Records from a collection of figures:
-=-=-

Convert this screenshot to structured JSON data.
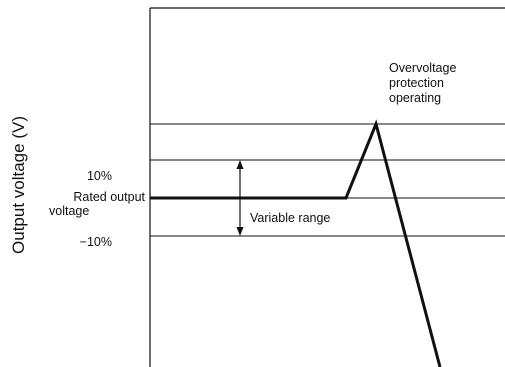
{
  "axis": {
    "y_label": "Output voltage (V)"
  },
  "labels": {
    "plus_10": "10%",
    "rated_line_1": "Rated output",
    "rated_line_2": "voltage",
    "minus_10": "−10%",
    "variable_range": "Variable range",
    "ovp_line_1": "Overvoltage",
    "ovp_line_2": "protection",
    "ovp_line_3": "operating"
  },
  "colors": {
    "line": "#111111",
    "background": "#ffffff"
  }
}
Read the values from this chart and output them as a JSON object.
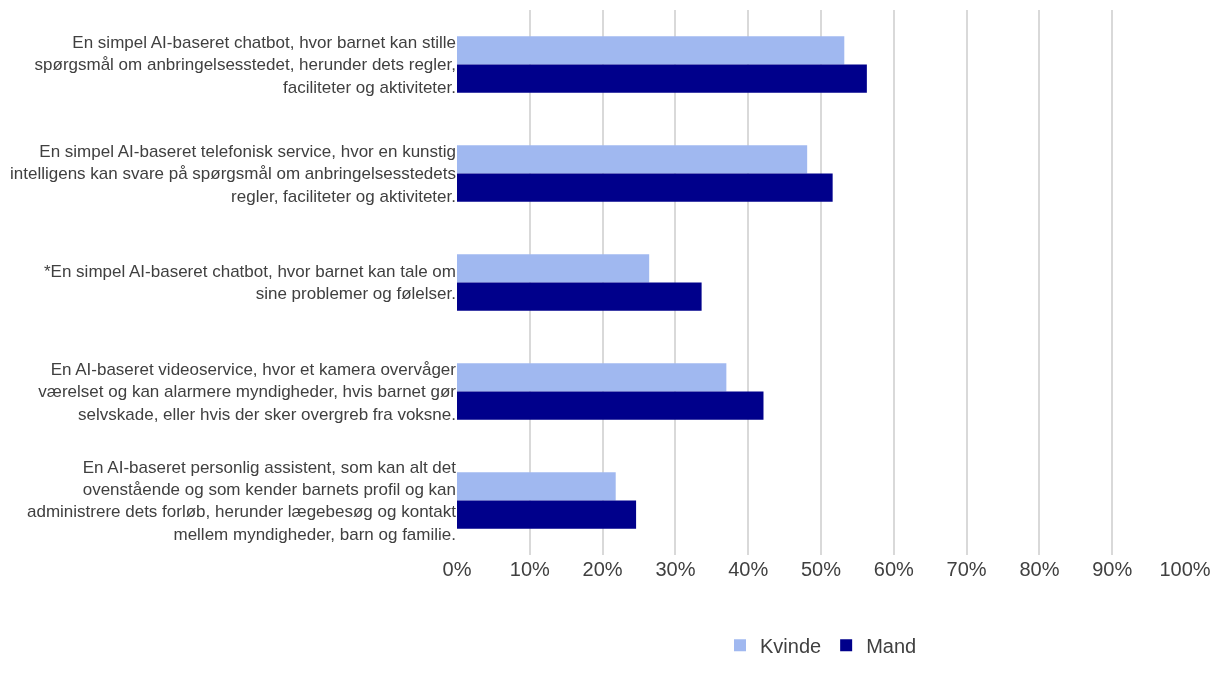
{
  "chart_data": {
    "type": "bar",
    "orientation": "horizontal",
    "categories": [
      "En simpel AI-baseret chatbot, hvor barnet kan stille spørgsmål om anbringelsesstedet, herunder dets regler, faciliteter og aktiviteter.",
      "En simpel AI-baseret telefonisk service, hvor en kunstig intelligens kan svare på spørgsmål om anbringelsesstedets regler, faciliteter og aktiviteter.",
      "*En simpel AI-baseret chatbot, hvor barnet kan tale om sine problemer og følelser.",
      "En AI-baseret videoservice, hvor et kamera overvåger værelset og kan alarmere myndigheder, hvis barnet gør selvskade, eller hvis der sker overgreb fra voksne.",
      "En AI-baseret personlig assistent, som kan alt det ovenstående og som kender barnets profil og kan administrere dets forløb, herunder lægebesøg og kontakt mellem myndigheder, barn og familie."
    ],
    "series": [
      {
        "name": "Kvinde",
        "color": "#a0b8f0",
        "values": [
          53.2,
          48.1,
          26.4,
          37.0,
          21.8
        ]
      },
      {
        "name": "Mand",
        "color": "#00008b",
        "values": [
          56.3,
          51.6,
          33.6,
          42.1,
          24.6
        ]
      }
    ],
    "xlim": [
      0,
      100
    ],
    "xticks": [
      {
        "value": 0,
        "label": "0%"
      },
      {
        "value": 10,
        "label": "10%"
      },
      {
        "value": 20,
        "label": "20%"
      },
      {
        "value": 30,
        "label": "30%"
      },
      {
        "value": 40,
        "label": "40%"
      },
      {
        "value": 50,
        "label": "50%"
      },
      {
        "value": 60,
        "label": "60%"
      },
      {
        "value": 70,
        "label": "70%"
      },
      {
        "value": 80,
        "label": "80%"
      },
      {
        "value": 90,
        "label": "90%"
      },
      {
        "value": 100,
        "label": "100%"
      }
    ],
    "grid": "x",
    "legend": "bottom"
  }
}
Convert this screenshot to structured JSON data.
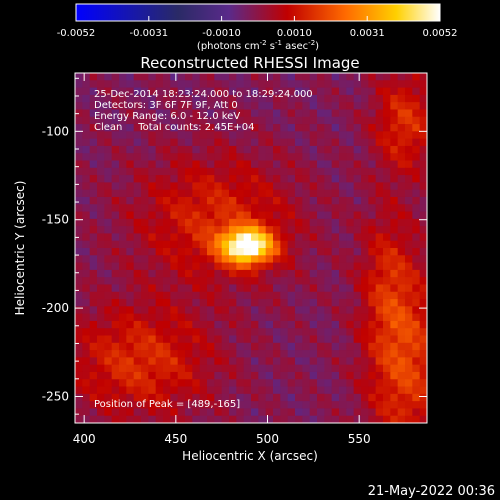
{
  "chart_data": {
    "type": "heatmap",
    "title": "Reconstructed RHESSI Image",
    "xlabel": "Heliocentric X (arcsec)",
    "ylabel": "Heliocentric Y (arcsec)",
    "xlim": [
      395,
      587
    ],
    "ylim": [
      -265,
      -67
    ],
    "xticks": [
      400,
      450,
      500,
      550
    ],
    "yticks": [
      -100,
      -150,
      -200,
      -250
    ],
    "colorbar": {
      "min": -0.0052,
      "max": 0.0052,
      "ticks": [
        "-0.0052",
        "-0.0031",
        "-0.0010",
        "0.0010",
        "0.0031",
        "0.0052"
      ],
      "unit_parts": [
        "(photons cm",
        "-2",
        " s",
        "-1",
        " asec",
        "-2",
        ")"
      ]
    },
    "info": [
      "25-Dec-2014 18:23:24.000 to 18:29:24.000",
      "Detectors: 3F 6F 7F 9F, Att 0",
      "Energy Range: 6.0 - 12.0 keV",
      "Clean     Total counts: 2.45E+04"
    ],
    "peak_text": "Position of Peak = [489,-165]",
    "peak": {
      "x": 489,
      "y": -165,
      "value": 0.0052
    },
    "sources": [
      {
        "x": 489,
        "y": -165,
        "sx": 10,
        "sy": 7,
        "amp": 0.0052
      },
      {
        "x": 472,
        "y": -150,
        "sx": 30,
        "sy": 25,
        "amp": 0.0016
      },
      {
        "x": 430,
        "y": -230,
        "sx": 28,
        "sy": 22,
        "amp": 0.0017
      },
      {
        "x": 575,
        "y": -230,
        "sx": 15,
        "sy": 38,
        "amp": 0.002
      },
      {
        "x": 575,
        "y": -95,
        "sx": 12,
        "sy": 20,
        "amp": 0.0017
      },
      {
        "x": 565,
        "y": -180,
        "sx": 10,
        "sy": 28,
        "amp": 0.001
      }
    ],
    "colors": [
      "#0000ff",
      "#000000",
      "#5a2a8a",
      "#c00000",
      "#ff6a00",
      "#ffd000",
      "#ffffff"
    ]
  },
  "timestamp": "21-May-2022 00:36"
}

-=-=-

Job:
Reproduce each line exactly, please, except for any pictures.

Solved problem:
Convert this screenshot to structured JSON data.
{
  "axis": {
    "y_label": "Output voltage (V)"
  },
  "labels": {
    "plus_10": "10%",
    "rated_line_1": "Rated output",
    "rated_line_2": "voltage",
    "minus_10": "−10%",
    "variable_range": "Variable range",
    "ovp_line_1": "Overvoltage",
    "ovp_line_2": "protection",
    "ovp_line_3": "operating"
  },
  "colors": {
    "line": "#111111",
    "background": "#ffffff"
  }
}
Read the values from this chart and output them as a JSON object.
{
  "chart_data": {
    "type": "bar",
    "orientation": "horizontal",
    "categories": [
      "En simpel AI-baseret chatbot, hvor barnet kan stille spørgsmål om anbringelsesstedet, herunder dets regler, faciliteter og aktiviteter.",
      "En simpel AI-baseret telefonisk service, hvor en kunstig intelligens kan svare på spørgsmål om anbringelsesstedets regler, faciliteter og aktiviteter.",
      "*En simpel AI-baseret chatbot, hvor barnet kan tale om sine problemer og følelser.",
      "En AI-baseret videoservice, hvor et kamera overvåger værelset og kan alarmere myndigheder, hvis barnet gør selvskade, eller hvis der sker overgreb fra voksne.",
      "En AI-baseret personlig assistent, som kan alt det ovenstående og som kender barnets profil og kan administrere dets forløb, herunder lægebesøg og kontakt mellem myndigheder, barn og familie."
    ],
    "series": [
      {
        "name": "Kvinde",
        "color": "#a0b8f0",
        "values": [
          53.2,
          48.1,
          26.4,
          37.0,
          21.8
        ]
      },
      {
        "name": "Mand",
        "color": "#00008b",
        "values": [
          56.3,
          51.6,
          33.6,
          42.1,
          24.6
        ]
      }
    ],
    "xlim": [
      0,
      100
    ],
    "xticks": [
      {
        "value": 0,
        "label": "0%"
      },
      {
        "value": 10,
        "label": "10%"
      },
      {
        "value": 20,
        "label": "20%"
      },
      {
        "value": 30,
        "label": "30%"
      },
      {
        "value": 40,
        "label": "40%"
      },
      {
        "value": 50,
        "label": "50%"
      },
      {
        "value": 60,
        "label": "60%"
      },
      {
        "value": 70,
        "label": "70%"
      },
      {
        "value": 80,
        "label": "80%"
      },
      {
        "value": 90,
        "label": "90%"
      },
      {
        "value": 100,
        "label": "100%"
      }
    ],
    "grid": "x",
    "legend": "bottom"
  }
}
Convert this screenshot to structured JSON data.
{
  "chart_data": {
    "type": "heatmap",
    "title": "Reconstructed RHESSI Image",
    "xlabel": "Heliocentric X (arcsec)",
    "ylabel": "Heliocentric Y (arcsec)",
    "xlim": [
      395,
      587
    ],
    "ylim": [
      -265,
      -67
    ],
    "xticks": [
      400,
      450,
      500,
      550
    ],
    "yticks": [
      -100,
      -150,
      -200,
      -250
    ],
    "colorbar": {
      "min": -0.0052,
      "max": 0.0052,
      "ticks": [
        "-0.0052",
        "-0.0031",
        "-0.0010",
        "0.0010",
        "0.0031",
        "0.0052"
      ],
      "unit_parts": [
        "(photons cm",
        "-2",
        " s",
        "-1",
        " asec",
        "-2",
        ")"
      ]
    },
    "info": [
      "25-Dec-2014 18:23:24.000 to 18:29:24.000",
      "Detectors: 3F 6F 7F 9F, Att 0",
      "Energy Range: 6.0 - 12.0 keV",
      "Clean     Total counts: 2.45E+04"
    ],
    "peak_text": "Position of Peak = [489,-165]",
    "peak": {
      "x": 489,
      "y": -165,
      "value": 0.0052
    },
    "sources": [
      {
        "x": 489,
        "y": -165,
        "sx": 10,
        "sy": 7,
        "amp": 0.0052
      },
      {
        "x": 472,
        "y": -150,
        "sx": 30,
        "sy": 25,
        "amp": 0.0016
      },
      {
        "x": 430,
        "y": -230,
        "sx": 28,
        "sy": 22,
        "amp": 0.0017
      },
      {
        "x": 575,
        "y": -230,
        "sx": 15,
        "sy": 38,
        "amp": 0.002
      },
      {
        "x": 575,
        "y": -95,
        "sx": 12,
        "sy": 20,
        "amp": 0.0017
      },
      {
        "x": 565,
        "y": -180,
        "sx": 10,
        "sy": 28,
        "amp": 0.001
      }
    ],
    "colors": [
      "#0000ff",
      "#000000",
      "#5a2a8a",
      "#c00000",
      "#ff6a00",
      "#ffd000",
      "#ffffff"
    ]
  },
  "timestamp": "21-May-2022 00:36"
}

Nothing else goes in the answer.